MATERIAL SHOWN
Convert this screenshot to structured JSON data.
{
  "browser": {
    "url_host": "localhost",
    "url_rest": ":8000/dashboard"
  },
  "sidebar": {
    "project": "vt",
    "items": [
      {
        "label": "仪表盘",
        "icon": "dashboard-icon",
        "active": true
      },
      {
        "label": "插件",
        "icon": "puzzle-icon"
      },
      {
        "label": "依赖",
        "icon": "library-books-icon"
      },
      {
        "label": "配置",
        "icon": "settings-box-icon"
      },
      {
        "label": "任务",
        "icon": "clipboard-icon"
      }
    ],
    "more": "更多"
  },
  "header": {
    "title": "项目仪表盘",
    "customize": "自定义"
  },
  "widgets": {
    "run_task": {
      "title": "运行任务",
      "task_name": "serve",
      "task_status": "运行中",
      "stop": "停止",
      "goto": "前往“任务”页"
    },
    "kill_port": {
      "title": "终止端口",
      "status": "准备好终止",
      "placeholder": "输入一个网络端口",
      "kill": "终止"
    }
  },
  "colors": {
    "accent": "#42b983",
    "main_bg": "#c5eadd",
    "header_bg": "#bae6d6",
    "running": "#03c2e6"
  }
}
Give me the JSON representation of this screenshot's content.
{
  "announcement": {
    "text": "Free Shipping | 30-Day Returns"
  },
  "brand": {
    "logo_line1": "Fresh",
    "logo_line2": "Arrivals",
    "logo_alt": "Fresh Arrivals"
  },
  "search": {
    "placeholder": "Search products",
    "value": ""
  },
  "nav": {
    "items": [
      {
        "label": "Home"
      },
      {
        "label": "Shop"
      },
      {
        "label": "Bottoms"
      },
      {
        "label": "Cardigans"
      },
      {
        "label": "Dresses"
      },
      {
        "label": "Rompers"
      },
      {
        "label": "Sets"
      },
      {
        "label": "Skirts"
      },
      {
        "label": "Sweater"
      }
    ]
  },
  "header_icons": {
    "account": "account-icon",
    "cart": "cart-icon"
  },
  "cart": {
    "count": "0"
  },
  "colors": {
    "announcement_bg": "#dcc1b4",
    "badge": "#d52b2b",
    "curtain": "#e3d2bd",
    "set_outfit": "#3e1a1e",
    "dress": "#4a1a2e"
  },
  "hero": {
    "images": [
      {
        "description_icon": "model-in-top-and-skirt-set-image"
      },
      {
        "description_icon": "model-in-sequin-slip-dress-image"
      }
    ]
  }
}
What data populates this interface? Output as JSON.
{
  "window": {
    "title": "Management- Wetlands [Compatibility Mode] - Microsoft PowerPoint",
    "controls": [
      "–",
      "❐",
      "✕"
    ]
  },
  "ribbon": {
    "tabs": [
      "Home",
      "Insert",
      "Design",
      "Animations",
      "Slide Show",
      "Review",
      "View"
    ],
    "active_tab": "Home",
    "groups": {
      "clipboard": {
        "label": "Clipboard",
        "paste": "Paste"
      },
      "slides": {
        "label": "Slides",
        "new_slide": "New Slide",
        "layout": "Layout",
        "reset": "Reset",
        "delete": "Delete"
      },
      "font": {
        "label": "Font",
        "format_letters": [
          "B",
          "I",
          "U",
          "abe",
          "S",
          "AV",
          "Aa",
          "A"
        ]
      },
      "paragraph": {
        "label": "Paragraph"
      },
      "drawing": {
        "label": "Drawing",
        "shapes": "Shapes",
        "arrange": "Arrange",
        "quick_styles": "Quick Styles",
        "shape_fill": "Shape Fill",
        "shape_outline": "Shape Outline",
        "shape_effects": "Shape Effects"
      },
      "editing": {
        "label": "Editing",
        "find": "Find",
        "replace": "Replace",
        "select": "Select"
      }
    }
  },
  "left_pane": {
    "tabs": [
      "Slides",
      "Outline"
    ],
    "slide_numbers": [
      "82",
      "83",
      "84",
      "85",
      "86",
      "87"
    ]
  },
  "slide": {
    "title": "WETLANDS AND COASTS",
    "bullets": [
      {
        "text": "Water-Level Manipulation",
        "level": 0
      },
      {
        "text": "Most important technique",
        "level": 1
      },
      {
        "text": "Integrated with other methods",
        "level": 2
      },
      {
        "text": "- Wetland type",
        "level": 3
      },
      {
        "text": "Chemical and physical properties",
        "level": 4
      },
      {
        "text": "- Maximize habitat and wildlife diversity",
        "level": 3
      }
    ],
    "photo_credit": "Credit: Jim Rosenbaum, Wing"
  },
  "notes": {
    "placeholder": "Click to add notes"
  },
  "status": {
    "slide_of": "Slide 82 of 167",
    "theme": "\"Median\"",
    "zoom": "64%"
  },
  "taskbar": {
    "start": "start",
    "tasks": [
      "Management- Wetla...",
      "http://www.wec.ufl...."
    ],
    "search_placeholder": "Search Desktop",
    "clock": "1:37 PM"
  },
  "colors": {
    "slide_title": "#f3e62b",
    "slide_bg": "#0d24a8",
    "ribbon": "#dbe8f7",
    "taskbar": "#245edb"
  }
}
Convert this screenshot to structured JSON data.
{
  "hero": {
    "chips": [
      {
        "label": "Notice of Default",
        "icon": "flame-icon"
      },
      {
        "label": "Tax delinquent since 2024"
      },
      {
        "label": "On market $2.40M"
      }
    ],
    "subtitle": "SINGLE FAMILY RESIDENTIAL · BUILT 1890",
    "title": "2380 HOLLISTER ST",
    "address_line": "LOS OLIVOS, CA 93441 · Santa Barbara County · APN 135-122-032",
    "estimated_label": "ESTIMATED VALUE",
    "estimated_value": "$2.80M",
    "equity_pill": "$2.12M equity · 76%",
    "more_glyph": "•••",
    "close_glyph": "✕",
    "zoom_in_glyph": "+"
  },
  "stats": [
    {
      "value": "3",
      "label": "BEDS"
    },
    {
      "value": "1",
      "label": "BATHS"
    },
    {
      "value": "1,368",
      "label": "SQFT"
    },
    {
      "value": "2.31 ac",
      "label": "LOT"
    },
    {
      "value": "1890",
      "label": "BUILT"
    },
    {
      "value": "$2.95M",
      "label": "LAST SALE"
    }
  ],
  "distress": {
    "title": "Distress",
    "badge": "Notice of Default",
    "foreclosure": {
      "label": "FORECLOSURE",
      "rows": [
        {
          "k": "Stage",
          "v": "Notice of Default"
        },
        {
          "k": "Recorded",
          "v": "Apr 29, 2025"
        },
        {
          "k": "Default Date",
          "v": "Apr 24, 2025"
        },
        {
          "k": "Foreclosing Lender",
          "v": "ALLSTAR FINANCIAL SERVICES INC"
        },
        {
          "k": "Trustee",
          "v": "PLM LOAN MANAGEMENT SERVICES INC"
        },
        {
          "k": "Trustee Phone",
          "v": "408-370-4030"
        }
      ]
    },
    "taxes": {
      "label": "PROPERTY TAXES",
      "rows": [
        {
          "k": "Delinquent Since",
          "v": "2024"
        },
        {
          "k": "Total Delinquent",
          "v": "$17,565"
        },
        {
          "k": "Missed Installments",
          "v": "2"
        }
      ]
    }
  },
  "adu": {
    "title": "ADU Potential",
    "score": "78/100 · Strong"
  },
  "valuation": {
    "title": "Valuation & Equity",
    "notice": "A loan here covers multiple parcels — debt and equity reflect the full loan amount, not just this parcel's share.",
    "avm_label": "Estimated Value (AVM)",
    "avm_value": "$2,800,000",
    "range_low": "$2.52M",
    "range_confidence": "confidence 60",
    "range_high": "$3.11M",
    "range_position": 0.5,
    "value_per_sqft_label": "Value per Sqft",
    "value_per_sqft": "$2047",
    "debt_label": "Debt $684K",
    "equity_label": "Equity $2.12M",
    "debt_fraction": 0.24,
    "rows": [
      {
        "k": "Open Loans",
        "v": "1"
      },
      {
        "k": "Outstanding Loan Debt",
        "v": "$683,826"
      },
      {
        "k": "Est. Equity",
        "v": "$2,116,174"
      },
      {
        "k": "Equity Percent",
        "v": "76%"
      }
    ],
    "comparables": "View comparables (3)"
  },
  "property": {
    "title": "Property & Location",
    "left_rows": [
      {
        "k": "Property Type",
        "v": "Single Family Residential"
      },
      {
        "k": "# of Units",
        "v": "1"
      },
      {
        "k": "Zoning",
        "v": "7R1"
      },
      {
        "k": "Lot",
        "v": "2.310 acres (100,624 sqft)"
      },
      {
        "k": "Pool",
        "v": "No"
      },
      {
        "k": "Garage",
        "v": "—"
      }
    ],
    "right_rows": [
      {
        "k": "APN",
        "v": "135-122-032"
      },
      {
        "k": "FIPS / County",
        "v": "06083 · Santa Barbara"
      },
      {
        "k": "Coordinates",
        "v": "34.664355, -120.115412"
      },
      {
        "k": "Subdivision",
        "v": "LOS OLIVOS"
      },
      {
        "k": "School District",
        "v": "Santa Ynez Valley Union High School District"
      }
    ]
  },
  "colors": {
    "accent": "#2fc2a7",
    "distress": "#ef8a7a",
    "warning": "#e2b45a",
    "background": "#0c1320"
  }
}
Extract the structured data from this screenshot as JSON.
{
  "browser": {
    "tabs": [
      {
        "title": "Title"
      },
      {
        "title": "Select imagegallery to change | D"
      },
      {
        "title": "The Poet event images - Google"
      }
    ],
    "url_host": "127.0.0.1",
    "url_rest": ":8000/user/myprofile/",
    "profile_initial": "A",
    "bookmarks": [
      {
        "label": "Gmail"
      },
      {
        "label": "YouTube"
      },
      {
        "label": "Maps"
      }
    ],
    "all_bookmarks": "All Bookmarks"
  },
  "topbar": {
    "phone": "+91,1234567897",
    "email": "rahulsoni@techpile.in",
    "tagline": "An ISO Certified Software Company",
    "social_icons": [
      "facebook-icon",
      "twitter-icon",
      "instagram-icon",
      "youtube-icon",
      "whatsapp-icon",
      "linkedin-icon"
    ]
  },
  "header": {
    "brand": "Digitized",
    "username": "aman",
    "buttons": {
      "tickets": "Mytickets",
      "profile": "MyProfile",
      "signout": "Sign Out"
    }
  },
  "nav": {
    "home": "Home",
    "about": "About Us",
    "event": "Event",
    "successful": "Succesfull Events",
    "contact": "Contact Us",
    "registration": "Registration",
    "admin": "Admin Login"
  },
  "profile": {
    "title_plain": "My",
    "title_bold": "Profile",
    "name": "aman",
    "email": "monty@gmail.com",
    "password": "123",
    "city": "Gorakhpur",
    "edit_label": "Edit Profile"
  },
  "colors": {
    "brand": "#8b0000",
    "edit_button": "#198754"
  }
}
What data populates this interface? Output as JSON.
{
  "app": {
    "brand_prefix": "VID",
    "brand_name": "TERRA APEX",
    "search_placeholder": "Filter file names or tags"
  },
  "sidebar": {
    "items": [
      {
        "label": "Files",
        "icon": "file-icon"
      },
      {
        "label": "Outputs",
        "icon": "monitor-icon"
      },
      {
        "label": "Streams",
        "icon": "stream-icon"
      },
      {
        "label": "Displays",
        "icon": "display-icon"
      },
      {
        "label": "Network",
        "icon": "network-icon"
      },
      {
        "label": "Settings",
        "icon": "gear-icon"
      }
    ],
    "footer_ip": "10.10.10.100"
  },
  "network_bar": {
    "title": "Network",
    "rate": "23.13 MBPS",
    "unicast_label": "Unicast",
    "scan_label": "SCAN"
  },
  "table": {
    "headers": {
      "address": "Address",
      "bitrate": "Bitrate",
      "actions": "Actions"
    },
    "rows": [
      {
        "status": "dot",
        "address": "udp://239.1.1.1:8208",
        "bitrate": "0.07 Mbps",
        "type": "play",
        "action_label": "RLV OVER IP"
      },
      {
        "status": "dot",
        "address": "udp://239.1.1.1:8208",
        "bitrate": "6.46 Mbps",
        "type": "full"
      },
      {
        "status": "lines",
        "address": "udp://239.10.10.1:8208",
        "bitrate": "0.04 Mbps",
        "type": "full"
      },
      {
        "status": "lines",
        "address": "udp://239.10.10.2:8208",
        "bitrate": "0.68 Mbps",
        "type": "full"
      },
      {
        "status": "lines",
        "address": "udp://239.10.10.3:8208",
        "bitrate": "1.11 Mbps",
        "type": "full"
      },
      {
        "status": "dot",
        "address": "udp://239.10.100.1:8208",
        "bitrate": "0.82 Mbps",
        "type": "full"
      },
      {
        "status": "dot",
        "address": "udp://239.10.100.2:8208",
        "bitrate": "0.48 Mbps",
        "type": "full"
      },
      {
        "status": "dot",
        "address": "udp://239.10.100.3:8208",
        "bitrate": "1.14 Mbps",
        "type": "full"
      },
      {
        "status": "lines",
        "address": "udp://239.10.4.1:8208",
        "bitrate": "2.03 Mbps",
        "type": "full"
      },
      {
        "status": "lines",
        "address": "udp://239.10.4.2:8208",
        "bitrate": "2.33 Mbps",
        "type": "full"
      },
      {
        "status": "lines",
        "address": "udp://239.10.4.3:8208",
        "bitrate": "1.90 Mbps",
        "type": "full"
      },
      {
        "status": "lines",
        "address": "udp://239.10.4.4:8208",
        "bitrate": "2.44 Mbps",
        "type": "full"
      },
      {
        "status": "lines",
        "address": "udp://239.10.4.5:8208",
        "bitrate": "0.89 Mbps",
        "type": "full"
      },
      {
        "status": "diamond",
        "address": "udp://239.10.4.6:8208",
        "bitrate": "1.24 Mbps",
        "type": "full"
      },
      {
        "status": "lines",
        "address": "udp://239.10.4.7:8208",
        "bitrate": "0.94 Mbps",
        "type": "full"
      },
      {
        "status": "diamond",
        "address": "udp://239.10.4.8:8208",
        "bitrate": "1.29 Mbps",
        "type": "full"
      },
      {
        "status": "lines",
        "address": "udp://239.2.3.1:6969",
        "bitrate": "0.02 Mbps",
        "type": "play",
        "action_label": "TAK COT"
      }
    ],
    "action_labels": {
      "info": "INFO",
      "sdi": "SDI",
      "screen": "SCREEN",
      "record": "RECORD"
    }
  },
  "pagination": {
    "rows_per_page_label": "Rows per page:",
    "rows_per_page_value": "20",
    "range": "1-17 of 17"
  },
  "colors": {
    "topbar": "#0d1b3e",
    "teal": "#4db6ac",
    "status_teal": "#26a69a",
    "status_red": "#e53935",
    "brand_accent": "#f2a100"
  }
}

TASK GOAL
Copy every line of the material in which the word "District" occurs.

FULL RESPONSE
        "k": "School District",
        "v": "Santa Ynez Valley Union High School District"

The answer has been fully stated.